• EXERCISE BRIEF: Provide the number of lines where the word "점검대상" occurs, and no other text.

• Data records:
# # # # #

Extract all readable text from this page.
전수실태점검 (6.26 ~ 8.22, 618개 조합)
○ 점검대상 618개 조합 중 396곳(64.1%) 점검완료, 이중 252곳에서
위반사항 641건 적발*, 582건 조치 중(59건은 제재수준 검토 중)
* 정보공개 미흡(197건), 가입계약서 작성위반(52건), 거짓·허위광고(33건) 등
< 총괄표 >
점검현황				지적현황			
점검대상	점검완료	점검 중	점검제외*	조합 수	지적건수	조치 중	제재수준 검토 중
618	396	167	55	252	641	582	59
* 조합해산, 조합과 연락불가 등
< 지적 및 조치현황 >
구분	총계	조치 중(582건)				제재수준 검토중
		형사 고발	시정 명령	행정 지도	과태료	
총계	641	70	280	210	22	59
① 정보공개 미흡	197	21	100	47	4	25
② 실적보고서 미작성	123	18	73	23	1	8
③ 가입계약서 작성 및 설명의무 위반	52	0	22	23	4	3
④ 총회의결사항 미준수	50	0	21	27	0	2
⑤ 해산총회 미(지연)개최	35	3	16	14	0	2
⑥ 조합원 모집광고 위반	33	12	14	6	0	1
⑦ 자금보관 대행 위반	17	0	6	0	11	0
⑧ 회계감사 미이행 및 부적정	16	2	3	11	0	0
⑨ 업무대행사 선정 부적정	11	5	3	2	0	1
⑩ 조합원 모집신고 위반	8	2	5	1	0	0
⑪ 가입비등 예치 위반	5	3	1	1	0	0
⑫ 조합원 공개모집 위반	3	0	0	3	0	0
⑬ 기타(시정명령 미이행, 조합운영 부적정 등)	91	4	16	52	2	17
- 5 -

# # # # #

• RESULT FOR THIS EXERCISE: 2